Please reproduce the material below word for word, leaving out the pictures.

(Dataset excerpts)
%%

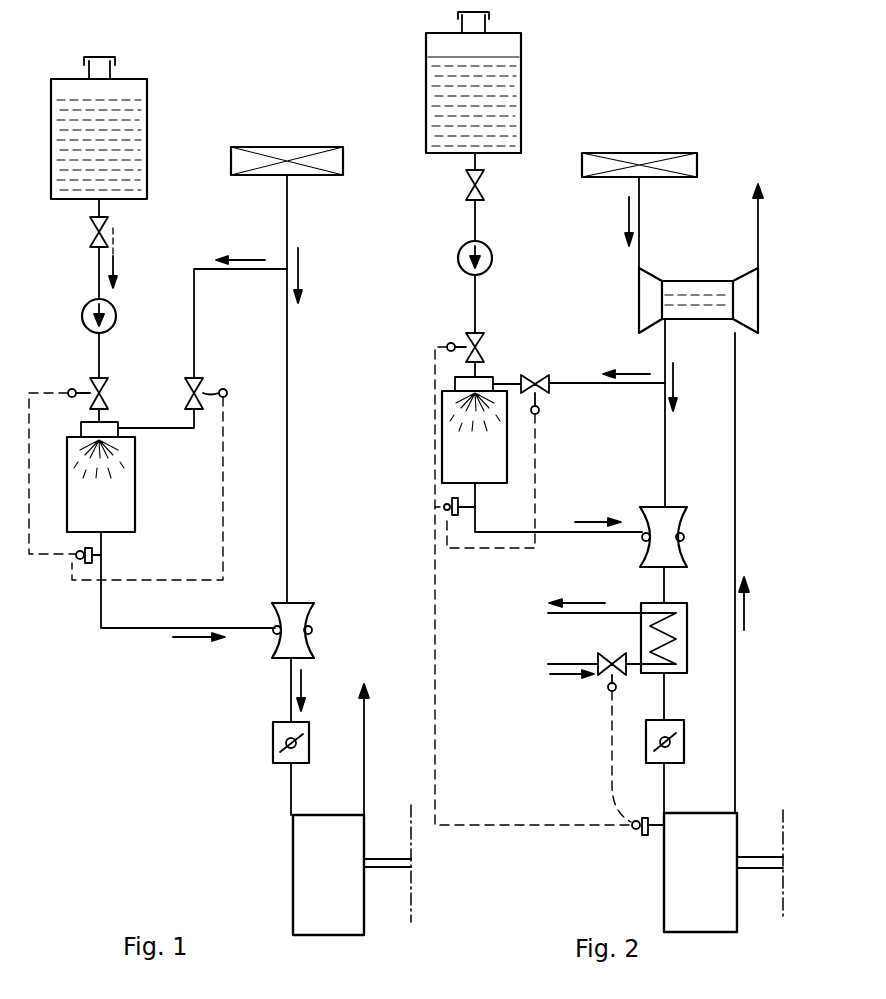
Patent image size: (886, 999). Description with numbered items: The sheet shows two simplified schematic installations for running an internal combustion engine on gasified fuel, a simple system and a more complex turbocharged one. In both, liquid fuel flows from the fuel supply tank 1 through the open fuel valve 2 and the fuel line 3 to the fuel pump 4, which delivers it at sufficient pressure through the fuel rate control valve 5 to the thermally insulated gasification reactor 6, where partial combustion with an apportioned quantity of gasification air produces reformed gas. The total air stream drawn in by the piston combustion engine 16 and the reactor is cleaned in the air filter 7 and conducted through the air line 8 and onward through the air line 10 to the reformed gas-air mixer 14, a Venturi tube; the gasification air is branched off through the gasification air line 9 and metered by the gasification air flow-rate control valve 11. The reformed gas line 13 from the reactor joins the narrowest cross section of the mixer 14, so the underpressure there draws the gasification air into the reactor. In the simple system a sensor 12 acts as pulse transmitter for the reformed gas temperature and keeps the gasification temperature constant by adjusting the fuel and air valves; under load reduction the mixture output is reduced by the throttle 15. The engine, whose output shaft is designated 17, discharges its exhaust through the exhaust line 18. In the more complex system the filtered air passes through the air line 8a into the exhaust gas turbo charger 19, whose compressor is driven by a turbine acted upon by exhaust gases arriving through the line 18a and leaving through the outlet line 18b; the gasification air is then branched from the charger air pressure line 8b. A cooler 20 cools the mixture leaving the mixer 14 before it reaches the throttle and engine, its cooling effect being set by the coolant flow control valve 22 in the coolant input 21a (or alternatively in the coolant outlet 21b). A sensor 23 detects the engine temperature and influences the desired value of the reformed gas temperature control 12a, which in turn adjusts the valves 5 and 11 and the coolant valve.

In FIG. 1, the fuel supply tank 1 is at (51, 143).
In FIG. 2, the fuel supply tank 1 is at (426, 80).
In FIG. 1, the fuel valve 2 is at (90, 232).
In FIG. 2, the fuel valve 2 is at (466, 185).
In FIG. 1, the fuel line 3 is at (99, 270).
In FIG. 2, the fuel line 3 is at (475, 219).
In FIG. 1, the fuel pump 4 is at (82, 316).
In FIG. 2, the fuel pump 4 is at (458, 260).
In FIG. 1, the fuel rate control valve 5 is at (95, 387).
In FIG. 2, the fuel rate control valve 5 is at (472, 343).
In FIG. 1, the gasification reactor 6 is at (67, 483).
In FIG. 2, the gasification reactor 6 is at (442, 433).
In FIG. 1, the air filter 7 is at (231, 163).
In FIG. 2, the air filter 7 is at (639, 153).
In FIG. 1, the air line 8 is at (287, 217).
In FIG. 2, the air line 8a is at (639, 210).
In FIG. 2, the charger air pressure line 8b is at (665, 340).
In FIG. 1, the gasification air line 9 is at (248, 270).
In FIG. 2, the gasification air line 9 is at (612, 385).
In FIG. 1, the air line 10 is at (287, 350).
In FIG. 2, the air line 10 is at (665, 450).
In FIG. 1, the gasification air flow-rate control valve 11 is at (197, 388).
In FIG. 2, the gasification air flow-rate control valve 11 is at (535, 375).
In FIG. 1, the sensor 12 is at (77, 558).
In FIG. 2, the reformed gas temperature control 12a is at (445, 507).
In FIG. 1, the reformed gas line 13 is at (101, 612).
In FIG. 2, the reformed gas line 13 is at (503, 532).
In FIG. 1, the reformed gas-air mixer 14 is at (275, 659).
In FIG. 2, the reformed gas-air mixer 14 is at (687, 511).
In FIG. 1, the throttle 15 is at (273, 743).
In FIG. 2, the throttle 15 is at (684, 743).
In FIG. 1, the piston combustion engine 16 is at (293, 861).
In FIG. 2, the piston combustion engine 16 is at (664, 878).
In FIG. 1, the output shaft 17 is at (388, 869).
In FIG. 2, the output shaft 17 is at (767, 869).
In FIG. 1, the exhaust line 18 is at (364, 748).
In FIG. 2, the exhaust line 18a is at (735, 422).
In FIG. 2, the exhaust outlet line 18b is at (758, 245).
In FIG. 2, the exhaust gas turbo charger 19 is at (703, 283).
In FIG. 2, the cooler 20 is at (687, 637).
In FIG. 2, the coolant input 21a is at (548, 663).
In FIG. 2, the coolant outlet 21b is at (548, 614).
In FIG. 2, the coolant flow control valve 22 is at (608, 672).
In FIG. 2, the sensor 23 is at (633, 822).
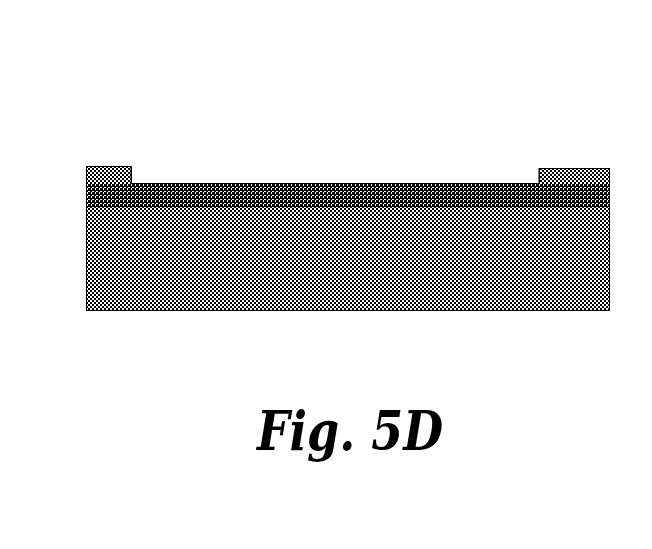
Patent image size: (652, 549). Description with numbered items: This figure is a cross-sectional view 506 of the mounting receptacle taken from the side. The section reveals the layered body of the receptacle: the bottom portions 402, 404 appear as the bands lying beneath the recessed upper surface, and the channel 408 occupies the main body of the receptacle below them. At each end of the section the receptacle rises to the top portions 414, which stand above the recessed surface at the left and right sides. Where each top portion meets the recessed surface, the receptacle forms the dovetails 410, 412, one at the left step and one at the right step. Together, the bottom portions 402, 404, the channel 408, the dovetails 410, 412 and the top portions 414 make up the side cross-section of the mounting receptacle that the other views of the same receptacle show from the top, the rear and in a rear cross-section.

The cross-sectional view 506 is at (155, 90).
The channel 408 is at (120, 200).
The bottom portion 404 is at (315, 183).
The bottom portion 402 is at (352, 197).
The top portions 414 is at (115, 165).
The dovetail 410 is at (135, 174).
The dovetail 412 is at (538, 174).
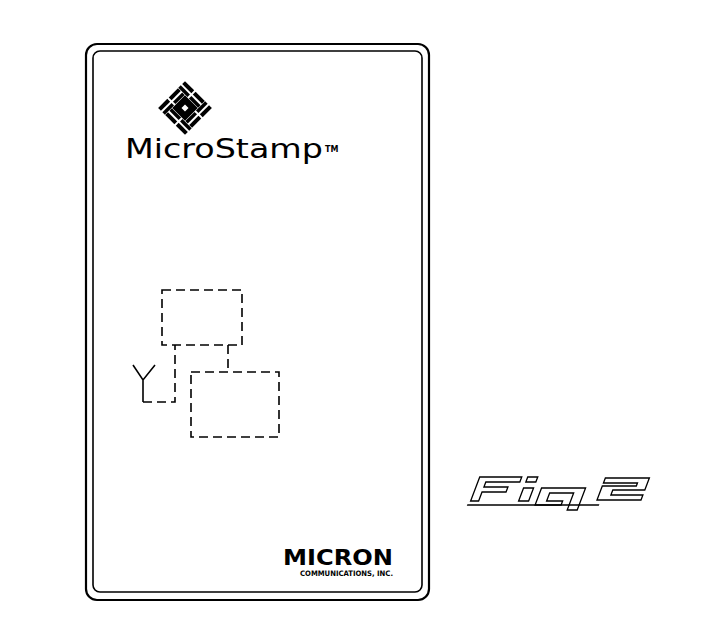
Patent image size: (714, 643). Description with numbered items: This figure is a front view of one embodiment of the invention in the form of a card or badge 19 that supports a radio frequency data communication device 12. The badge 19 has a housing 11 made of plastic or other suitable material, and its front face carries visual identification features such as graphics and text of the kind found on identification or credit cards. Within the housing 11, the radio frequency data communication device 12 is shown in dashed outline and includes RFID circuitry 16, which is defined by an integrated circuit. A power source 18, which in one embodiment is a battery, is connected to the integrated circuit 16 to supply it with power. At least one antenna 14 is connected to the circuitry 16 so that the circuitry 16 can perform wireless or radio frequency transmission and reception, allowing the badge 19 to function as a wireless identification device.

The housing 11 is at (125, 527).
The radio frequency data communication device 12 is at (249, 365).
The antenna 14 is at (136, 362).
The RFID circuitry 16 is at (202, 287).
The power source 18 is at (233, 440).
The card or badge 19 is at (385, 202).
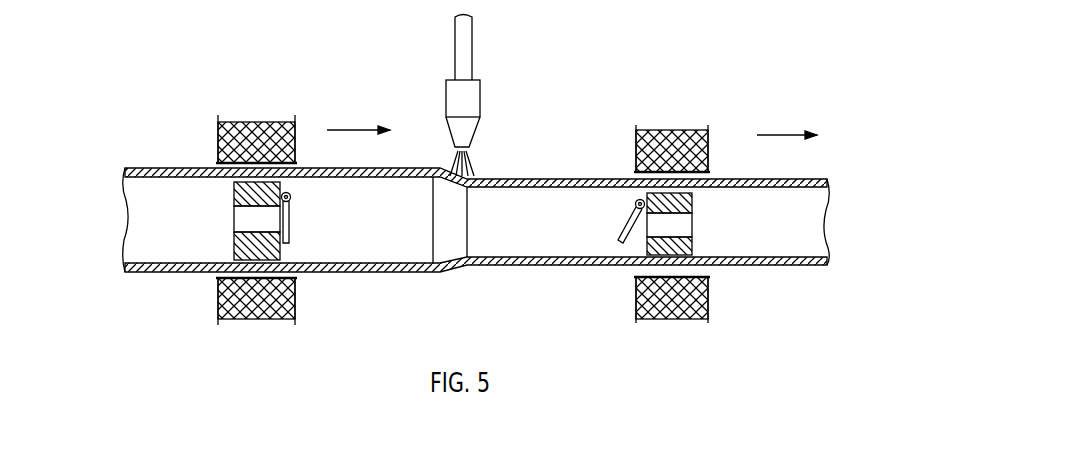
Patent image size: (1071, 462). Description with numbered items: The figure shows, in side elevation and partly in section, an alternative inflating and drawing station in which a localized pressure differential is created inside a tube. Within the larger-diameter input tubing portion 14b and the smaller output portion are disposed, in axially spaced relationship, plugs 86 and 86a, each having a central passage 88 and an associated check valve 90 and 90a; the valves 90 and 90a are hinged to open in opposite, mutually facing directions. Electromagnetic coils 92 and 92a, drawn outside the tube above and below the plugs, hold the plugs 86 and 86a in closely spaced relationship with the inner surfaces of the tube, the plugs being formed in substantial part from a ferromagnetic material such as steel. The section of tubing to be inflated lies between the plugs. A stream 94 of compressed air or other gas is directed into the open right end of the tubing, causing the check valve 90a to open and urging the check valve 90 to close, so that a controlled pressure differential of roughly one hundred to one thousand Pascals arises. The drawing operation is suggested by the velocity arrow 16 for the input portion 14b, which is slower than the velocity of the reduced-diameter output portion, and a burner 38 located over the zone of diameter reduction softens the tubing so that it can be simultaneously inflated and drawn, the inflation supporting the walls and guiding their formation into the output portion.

%%

◆ Response:
Patent image size: (886, 999). Description with numbered items: The sheet shows two simplified schematic installations for running an internal combustion engine on gasified fuel, a simple system and a more complex turbocharged one. In both, liquid fuel flows from the fuel supply tank 1 through the open fuel valve 2 and the fuel line 3 to the fuel pump 4, which delivers it at sufficient pressure through the fuel rate control valve 5 to the thermally insulated gasification reactor 6, where partial combustion with an apportioned quantity of gasification air produces reformed gas. The total air stream drawn in by the piston combustion engine 16 and the reactor is cleaned in the air filter 7 and conducted through the air line 8 and onward through the air line 10 to the reformed gas-air mixer 14, a Venturi tube; the gasification air is branched off through the gasification air line 9 and metered by the gasification air flow-rate control valve 11. The reformed gas line 13 from the reactor joins the narrowest cross section of the mixer 14, so the underpressure there draws the gasification air into the reactor. In the simple system a sensor 12 acts as pulse transmitter for the reformed gas temperature and keeps the gasification temperature constant by adjusting the fuel and air valves; under load reduction the mixture output is reduced by the throttle 15. The engine, whose output shaft is designated 17, discharges its exhaust through the exhaust line 18. In the more complex system the filtered air passes through the air line 8a into the exhaust gas turbo charger 19, whose compressor is driven by a turbine acted upon by exhaust gases arriving through the line 18a and leaving through the outlet line 18b; the gasification air is then branched from the charger air pressure line 8b. A cooler 20 cools the mixture leaving the mixer 14 before it reaches the throttle and engine, its cooling effect being set by the coolant flow control valve 22 in the coolant input 21a (or alternatively in the coolant outlet 21b). A sensor 23 detects the engine temperature and influences the desired value of the reformed gas temperature control 12a, which in turn adjusts the valves 5 and 11 and the coolant valve.

In FIG. 1, the fuel supply tank 1 is at (51, 143).
In FIG. 2, the fuel supply tank 1 is at (426, 80).
In FIG. 1, the fuel valve 2 is at (90, 232).
In FIG. 2, the fuel valve 2 is at (466, 185).
In FIG. 1, the fuel line 3 is at (99, 270).
In FIG. 2, the fuel line 3 is at (475, 219).
In FIG. 1, the fuel pump 4 is at (82, 316).
In FIG. 2, the fuel pump 4 is at (458, 260).
In FIG. 1, the fuel rate control valve 5 is at (95, 387).
In FIG. 2, the fuel rate control valve 5 is at (472, 343).
In FIG. 1, the gasification reactor 6 is at (67, 483).
In FIG. 2, the gasification reactor 6 is at (442, 433).
In FIG. 1, the air filter 7 is at (231, 163).
In FIG. 2, the air filter 7 is at (639, 153).
In FIG. 1, the air line 8 is at (287, 217).
In FIG. 2, the air line 8a is at (639, 210).
In FIG. 2, the charger air pressure line 8b is at (665, 340).
In FIG. 1, the gasification air line 9 is at (248, 270).
In FIG. 2, the gasification air line 9 is at (612, 385).
In FIG. 1, the air line 10 is at (287, 350).
In FIG. 2, the air line 10 is at (665, 450).
In FIG. 1, the gasification air flow-rate control valve 11 is at (197, 388).
In FIG. 2, the gasification air flow-rate control valve 11 is at (535, 375).
In FIG. 1, the sensor 12 is at (77, 558).
In FIG. 2, the reformed gas temperature control 12a is at (445, 507).
In FIG. 1, the reformed gas line 13 is at (101, 612).
In FIG. 2, the reformed gas line 13 is at (503, 532).
In FIG. 1, the reformed gas-air mixer 14 is at (275, 659).
In FIG. 2, the reformed gas-air mixer 14 is at (687, 511).
In FIG. 1, the throttle 15 is at (273, 743).
In FIG. 2, the throttle 15 is at (684, 743).
In FIG. 1, the piston combustion engine 16 is at (293, 861).
In FIG. 2, the piston combustion engine 16 is at (664, 878).
In FIG. 1, the output shaft 17 is at (388, 869).
In FIG. 2, the output shaft 17 is at (767, 869).
In FIG. 1, the exhaust line 18 is at (364, 748).
In FIG. 2, the exhaust line 18a is at (735, 422).
In FIG. 2, the exhaust outlet line 18b is at (758, 245).
In FIG. 2, the exhaust gas turbo charger 19 is at (703, 283).
In FIG. 2, the cooler 20 is at (687, 637).
In FIG. 2, the coolant input 21a is at (548, 663).
In FIG. 2, the coolant outlet 21b is at (548, 614).
In FIG. 2, the coolant flow control valve 22 is at (608, 672).
In FIG. 2, the sensor 23 is at (633, 822).
Patent image size: (652, 549). Description with numbered items: This figure is a cross-sectional view 506 of the mounting receptacle taken from the side. The section reveals the layered body of the receptacle: the bottom portions 402, 404 appear as the bands lying beneath the recessed upper surface, and the channel 408 occupies the main body of the receptacle below them. At each end of the section the receptacle rises to the top portions 414, which stand above the recessed surface at the left and right sides. Where each top portion meets the recessed surface, the receptacle forms the dovetails 410, 412, one at the left step and one at the right step. Together, the bottom portions 402, 404, the channel 408, the dovetails 410, 412 and the top portions 414 make up the side cross-section of the mounting receptacle that the other views of the same receptacle show from the top, the rear and in a rear cross-section.

The cross-sectional view 506 is at (155, 90).
The channel 408 is at (120, 200).
The bottom portion 404 is at (315, 183).
The bottom portion 402 is at (352, 197).
The top portions 414 is at (115, 165).
The dovetail 410 is at (135, 174).
The dovetail 412 is at (538, 174).
Patent image size: (714, 643). Description with numbered items: This figure is a front view of one embodiment of the invention in the form of a card or badge 19 that supports a radio frequency data communication device 12. The badge 19 has a housing 11 made of plastic or other suitable material, and its front face carries visual identification features such as graphics and text of the kind found on identification or credit cards. Within the housing 11, the radio frequency data communication device 12 is shown in dashed outline and includes RFID circuitry 16, which is defined by an integrated circuit. A power source 18, which in one embodiment is a battery, is connected to the integrated circuit 16 to supply it with power. At least one antenna 14 is connected to the circuitry 16 so that the circuitry 16 can perform wireless or radio frequency transmission and reception, allowing the badge 19 to function as a wireless identification device.

The housing 11 is at (125, 527).
The radio frequency data communication device 12 is at (249, 365).
The antenna 14 is at (136, 362).
The RFID circuitry 16 is at (202, 287).
The power source 18 is at (233, 440).
The card or badge 19 is at (385, 202).
Patent image size: (1071, 462). Description with numbered items: The figure shows, in side elevation and partly in section, an alternative inflating and drawing station in which a localized pressure differential is created inside a tube. Within the larger-diameter input tubing portion 14b and the smaller output portion are disposed, in axially spaced relationship, plugs 86 and 86a, each having a central passage 88 and an associated check valve 90 and 90a; the valves 90 and 90a are hinged to open in opposite, mutually facing directions. Electromagnetic coils 92 and 92a, drawn outside the tube above and below the plugs, hold the plugs 86 and 86a in closely spaced relationship with the inner surfaces of the tube, the plugs being formed in substantial part from a ferromagnetic material such as steel. The section of tubing to be inflated lies between the plugs. A stream 94 of compressed air or other gas is directed into the open right end of the tubing, causing the check valve 90a to open and urging the check valve 90 to close, so that a controlled pressure differential of roughly one hundred to one thousand Pascals arises. The drawing operation is suggested by the velocity arrow 16 for the input portion 14b, which is slower than the velocity of the reduced-diameter output portion, and a burner 38 located over the zone of diameter reduction softens the tubing so that it can be simultaneously inflated and drawn, the inflation supporting the walls and guiding their formation into the output portion.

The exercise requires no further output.